# start of Source data

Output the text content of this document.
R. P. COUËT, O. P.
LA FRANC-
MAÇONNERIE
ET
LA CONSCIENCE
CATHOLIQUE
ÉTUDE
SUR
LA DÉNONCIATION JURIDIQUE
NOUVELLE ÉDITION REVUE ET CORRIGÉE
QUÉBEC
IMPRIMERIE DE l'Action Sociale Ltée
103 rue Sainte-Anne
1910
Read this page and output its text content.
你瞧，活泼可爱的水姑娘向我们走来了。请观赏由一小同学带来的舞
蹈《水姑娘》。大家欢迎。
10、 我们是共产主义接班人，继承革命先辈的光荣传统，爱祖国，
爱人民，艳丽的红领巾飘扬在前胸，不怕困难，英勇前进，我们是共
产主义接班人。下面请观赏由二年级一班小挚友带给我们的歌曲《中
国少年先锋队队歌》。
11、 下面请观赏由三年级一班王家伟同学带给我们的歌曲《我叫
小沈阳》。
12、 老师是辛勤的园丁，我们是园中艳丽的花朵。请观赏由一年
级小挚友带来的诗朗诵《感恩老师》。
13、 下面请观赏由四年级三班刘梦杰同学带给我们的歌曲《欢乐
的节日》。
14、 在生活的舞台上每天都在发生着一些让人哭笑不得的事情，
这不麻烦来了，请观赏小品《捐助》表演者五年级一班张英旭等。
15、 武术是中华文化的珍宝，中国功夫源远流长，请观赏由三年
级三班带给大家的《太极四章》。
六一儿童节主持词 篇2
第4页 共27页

# end of Source data

Your goal —
Output the listing above exactly as it appears.

Correct output —
Output the text content of this document.
R. P. COUËT, O. P.
LA FRANC-
MAÇONNERIE
ET
LA CONSCIENCE
CATHOLIQUE
ÉTUDE
SUR
LA DÉNONCIATION JURIDIQUE
NOUVELLE ÉDITION REVUE ET CORRIGÉE
QUÉBEC
IMPRIMERIE DE l'Action Sociale Ltée
103 rue Sainte-Anne
1910
Read this page and output its text content.
你瞧，活泼可爱的水姑娘向我们走来了。请观赏由一小同学带来的舞
蹈《水姑娘》。大家欢迎。
10、 我们是共产主义接班人，继承革命先辈的光荣传统，爱祖国，
爱人民，艳丽的红领巾飘扬在前胸，不怕困难，英勇前进，我们是共
产主义接班人。下面请观赏由二年级一班小挚友带给我们的歌曲《中
国少年先锋队队歌》。
11、 下面请观赏由三年级一班王家伟同学带给我们的歌曲《我叫
小沈阳》。
12、 老师是辛勤的园丁，我们是园中艳丽的花朵。请观赏由一年
级小挚友带来的诗朗诵《感恩老师》。
13、 下面请观赏由四年级三班刘梦杰同学带给我们的歌曲《欢乐
的节日》。
14、 在生活的舞台上每天都在发生着一些让人哭笑不得的事情，
这不麻烦来了，请观赏小品《捐助》表演者五年级一班张英旭等。
15、 武术是中华文化的珍宝，中国功夫源远流长，请观赏由三年
级三班带给大家的《太极四章》。
六一儿童节主持词 篇2
第4页 共27页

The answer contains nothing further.